* _EXERCISE BRIEF_:
All records must be quoted exactly. Omit the pictures.

======== RECORDS SUPPLIED ========

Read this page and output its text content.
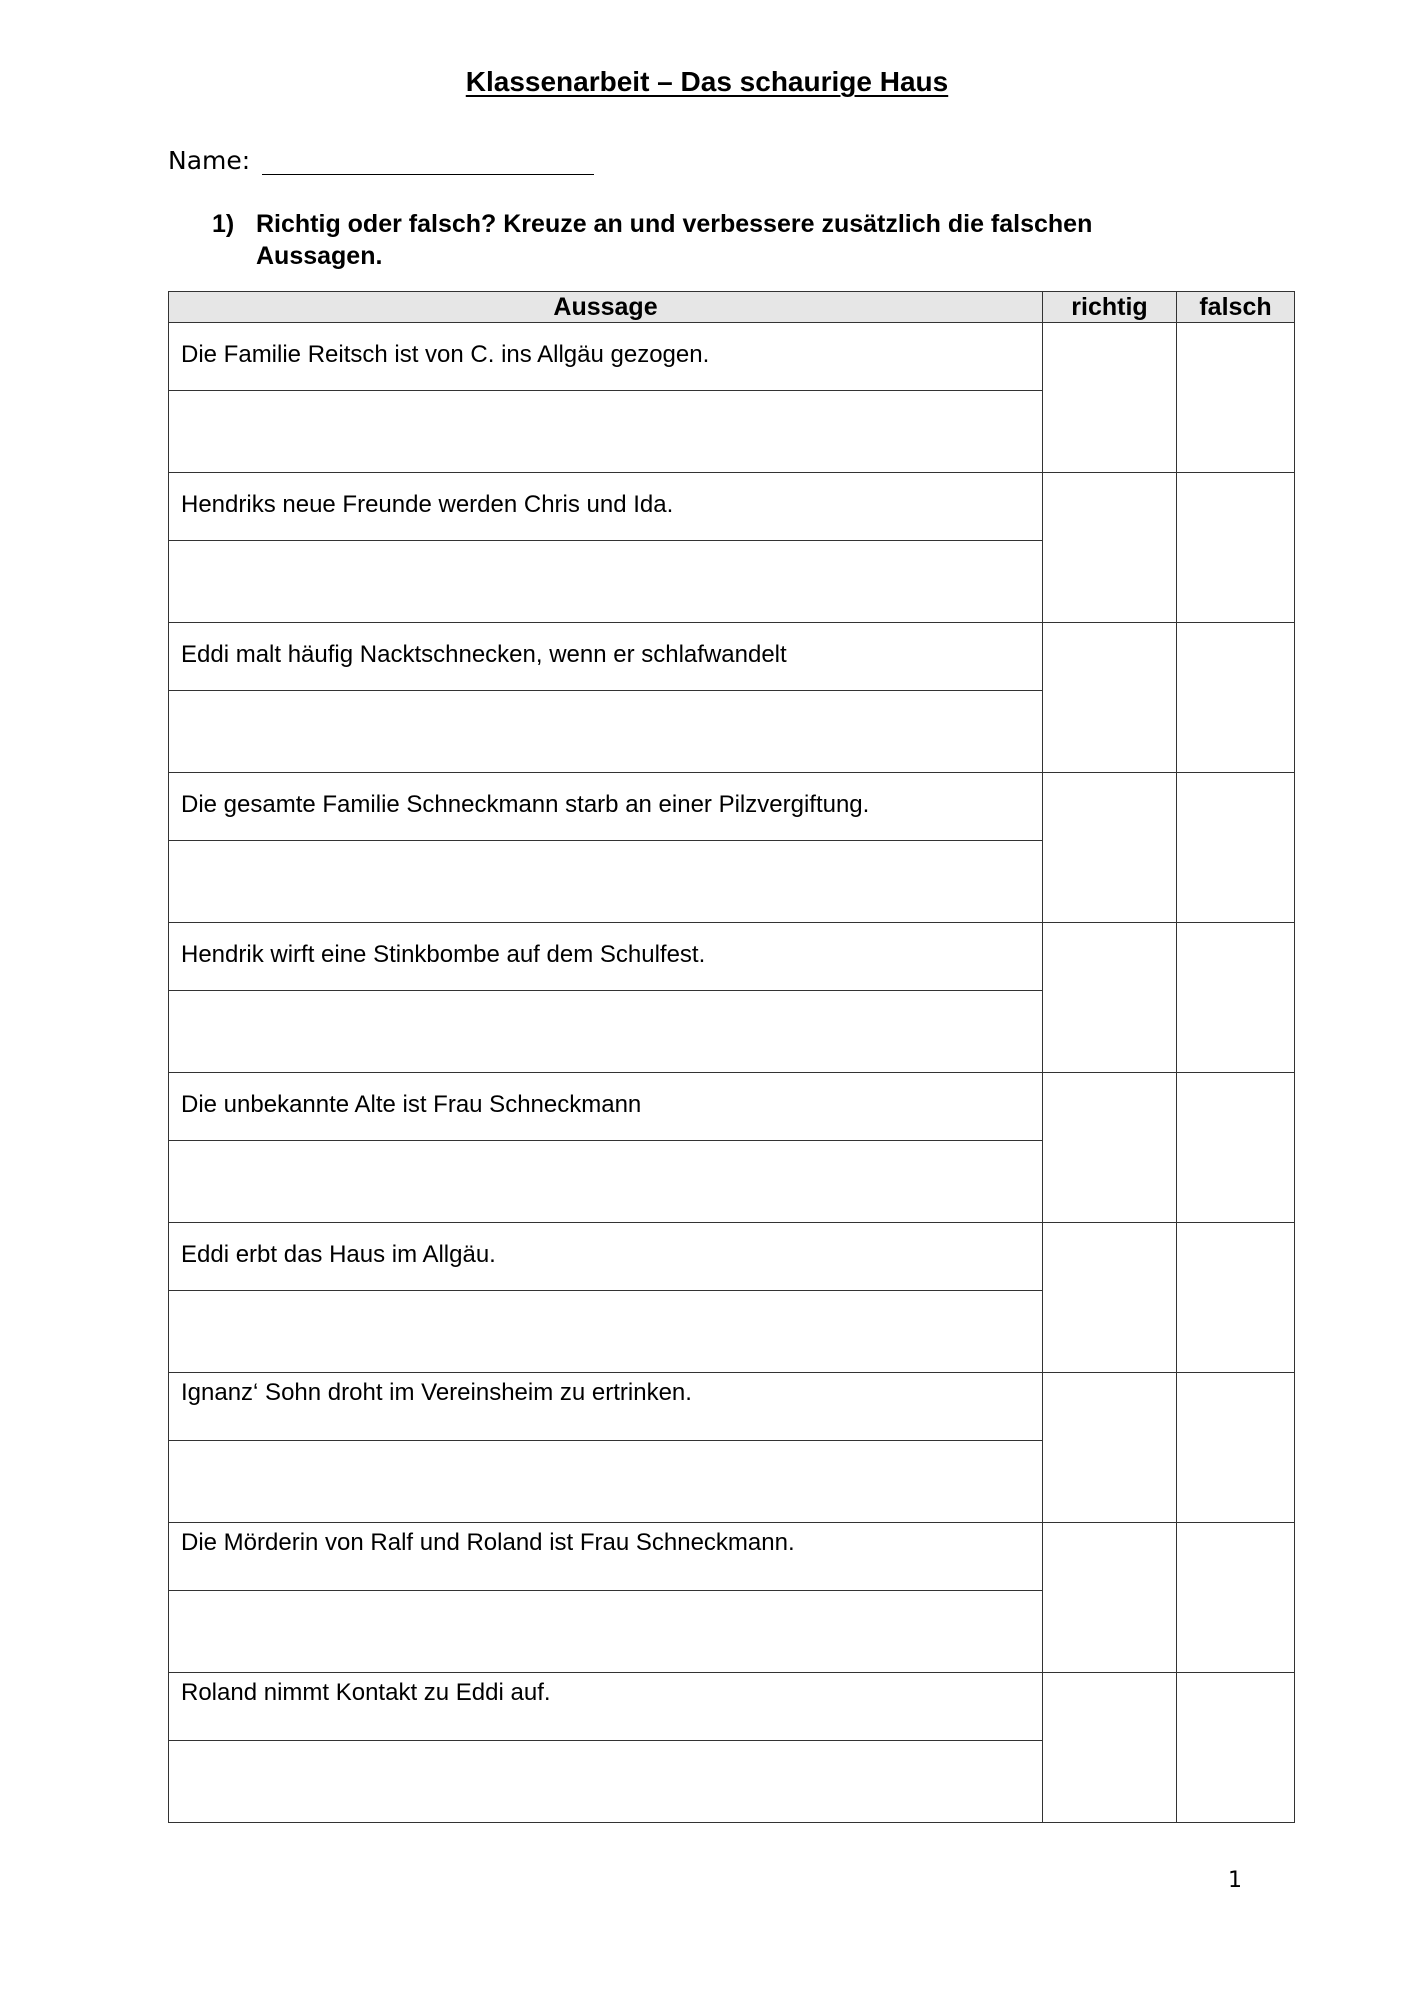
Klassenarbeit – Das schaurige Haus
Name:
1) Richtig oder falsch? Kreuze an und verbessere zusätzlich die falschen Aussagen.
Aussage	richtig	falsch
Die Familie Reitsch ist von C. ins Allgäu gezogen.		

Hendriks neue Freunde werden Chris und Ida.		

Eddi malt häufig Nacktschnecken, wenn er schlafwandelt		

Die gesamte Familie Schneckmann starb an einer Pilzvergiftung.		

Hendrik wirft eine Stinkbombe auf dem Schulfest.		

Die unbekannte Alte ist Frau Schneckmann		

Eddi erbt das Haus im Allgäu.		

Ignanz‘ Sohn droht im Vereinsheim zu ertrinken.		

Die Mörderin von Ralf und Roland ist Frau Schneckmann.		

Roland nimmt Kontakt zu Eddi auf.		

1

========

* _TASK RESULT_:
Read this page and output its text content.
Klassenarbeit – Das schaurige Haus
Name:
1) Richtig oder falsch? Kreuze an und verbessere zusätzlich die falschen Aussagen.
Aussage	richtig	falsch
Die Familie Reitsch ist von C. ins Allgäu gezogen.		

Hendriks neue Freunde werden Chris und Ida.		

Eddi malt häufig Nacktschnecken, wenn er schlafwandelt		

Die gesamte Familie Schneckmann starb an einer Pilzvergiftung.		

Hendrik wirft eine Stinkbombe auf dem Schulfest.		

Die unbekannte Alte ist Frau Schneckmann		

Eddi erbt das Haus im Allgäu.		

Ignanz‘ Sohn droht im Vereinsheim zu ertrinken.		

Die Mörderin von Ralf und Roland ist Frau Schneckmann.		

Roland nimmt Kontakt zu Eddi auf.		

1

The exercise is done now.